_EXERCISE INPUTS_:
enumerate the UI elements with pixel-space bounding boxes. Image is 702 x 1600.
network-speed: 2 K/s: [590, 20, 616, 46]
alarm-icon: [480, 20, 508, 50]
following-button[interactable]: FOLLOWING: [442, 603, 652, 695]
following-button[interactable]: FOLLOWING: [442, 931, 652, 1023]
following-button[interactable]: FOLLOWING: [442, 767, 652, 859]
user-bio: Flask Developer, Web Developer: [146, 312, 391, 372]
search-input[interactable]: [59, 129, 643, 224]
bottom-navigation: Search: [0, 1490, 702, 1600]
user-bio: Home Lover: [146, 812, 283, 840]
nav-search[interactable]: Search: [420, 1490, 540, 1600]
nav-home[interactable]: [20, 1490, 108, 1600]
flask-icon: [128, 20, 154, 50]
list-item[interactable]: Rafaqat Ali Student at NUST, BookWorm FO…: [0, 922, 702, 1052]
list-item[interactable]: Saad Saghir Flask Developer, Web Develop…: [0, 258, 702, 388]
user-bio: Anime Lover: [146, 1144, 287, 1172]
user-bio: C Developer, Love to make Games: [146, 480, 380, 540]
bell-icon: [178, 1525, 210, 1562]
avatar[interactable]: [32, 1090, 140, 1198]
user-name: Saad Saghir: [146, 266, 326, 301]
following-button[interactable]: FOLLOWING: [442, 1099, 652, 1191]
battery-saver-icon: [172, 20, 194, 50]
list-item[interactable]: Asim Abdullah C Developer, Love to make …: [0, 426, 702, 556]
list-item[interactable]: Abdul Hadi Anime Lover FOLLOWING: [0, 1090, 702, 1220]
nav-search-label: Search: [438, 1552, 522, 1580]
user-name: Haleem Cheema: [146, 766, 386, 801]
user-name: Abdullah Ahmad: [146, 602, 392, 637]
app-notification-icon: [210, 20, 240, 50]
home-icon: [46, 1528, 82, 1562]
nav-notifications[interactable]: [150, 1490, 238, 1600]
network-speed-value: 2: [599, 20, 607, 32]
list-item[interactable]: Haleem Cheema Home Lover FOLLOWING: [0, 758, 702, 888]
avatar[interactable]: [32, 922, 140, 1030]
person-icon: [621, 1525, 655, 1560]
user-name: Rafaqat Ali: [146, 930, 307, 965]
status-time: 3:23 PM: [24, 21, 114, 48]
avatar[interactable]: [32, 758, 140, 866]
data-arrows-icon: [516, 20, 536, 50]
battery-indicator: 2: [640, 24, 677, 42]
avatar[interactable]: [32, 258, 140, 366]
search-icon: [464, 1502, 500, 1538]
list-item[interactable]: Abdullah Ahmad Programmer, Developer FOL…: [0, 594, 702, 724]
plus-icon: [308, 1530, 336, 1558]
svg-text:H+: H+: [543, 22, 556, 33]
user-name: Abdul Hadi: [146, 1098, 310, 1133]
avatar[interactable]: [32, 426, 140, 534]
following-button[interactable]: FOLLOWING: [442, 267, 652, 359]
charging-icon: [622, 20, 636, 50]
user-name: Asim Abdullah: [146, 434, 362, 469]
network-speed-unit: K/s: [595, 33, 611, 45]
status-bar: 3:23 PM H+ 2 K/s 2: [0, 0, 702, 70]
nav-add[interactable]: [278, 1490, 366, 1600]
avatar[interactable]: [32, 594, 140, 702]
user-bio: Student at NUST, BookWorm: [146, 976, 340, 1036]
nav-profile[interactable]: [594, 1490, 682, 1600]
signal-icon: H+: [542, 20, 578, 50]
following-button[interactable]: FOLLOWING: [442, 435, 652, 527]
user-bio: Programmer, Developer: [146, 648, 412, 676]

_EXERCISE GOAL_:
Return every item above, repeating each line word for word.

_EXERCISE OUTPUT_:
enumerate the UI elements with pixel-space bounding boxes. Image is 702 x 1600.
network-speed: 2 K/s: [590, 20, 616, 46]
alarm-icon: [480, 20, 508, 50]
following-button[interactable]: FOLLOWING: [442, 603, 652, 695]
following-button[interactable]: FOLLOWING: [442, 931, 652, 1023]
following-button[interactable]: FOLLOWING: [442, 767, 652, 859]
user-bio: Flask Developer, Web Developer: [146, 312, 391, 372]
search-input[interactable]: [59, 129, 643, 224]
bottom-navigation: Search: [0, 1490, 702, 1600]
user-bio: Home Lover: [146, 812, 283, 840]
nav-search[interactable]: Search: [420, 1490, 540, 1600]
nav-home[interactable]: [20, 1490, 108, 1600]
flask-icon: [128, 20, 154, 50]
list-item[interactable]: Rafaqat Ali Student at NUST, BookWorm FO…: [0, 922, 702, 1052]
list-item[interactable]: Saad Saghir Flask Developer, Web Develop…: [0, 258, 702, 388]
user-bio: Anime Lover: [146, 1144, 287, 1172]
user-bio: C Developer, Love to make Games: [146, 480, 380, 540]
bell-icon: [178, 1525, 210, 1562]
avatar[interactable]: [32, 1090, 140, 1198]
user-name: Saad Saghir: [146, 266, 326, 301]
following-button[interactable]: FOLLOWING: [442, 1099, 652, 1191]
battery-saver-icon: [172, 20, 194, 50]
list-item[interactable]: Asim Abdullah C Developer, Love to make …: [0, 426, 702, 556]
list-item[interactable]: Abdul Hadi Anime Lover FOLLOWING: [0, 1090, 702, 1220]
nav-search-label: Search: [438, 1552, 522, 1580]
user-name: Haleem Cheema: [146, 766, 386, 801]
user-name: Abdullah Ahmad: [146, 602, 392, 637]
app-notification-icon: [210, 20, 240, 50]
home-icon: [46, 1528, 82, 1562]
nav-notifications[interactable]: [150, 1490, 238, 1600]
network-speed-value: 2: [599, 20, 607, 32]
list-item[interactable]: Haleem Cheema Home Lover FOLLOWING: [0, 758, 702, 888]
avatar[interactable]: [32, 922, 140, 1030]
person-icon: [621, 1525, 655, 1560]
user-name: Rafaqat Ali: [146, 930, 307, 965]
status-time: 3:23 PM: [24, 21, 114, 48]
avatar[interactable]: [32, 758, 140, 866]
data-arrows-icon: [516, 20, 536, 50]
battery-indicator: 2: [640, 24, 677, 42]
avatar[interactable]: [32, 258, 140, 366]
search-icon: [464, 1502, 500, 1538]
list-item[interactable]: Abdullah Ahmad Programmer, Developer FOL…: [0, 594, 702, 724]
plus-icon: [308, 1530, 336, 1558]
svg-text:H+: H+: [543, 22, 556, 33]
user-name: Abdul Hadi: [146, 1098, 310, 1133]
avatar[interactable]: [32, 426, 140, 534]
following-button[interactable]: FOLLOWING: [442, 267, 652, 359]
charging-icon: [622, 20, 636, 50]
user-name: Asim Abdullah: [146, 434, 362, 469]
network-speed-unit: K/s: [595, 33, 611, 45]
status-bar: 3:23 PM H+ 2 K/s 2: [0, 0, 702, 70]
nav-add[interactable]: [278, 1490, 366, 1600]
avatar[interactable]: [32, 594, 140, 702]
user-bio: Student at NUST, BookWorm: [146, 976, 340, 1036]
nav-profile[interactable]: [594, 1490, 682, 1600]
signal-icon: H+: [542, 20, 578, 50]
following-button[interactable]: FOLLOWING: [442, 435, 652, 527]
user-bio: Programmer, Developer: [146, 648, 412, 676]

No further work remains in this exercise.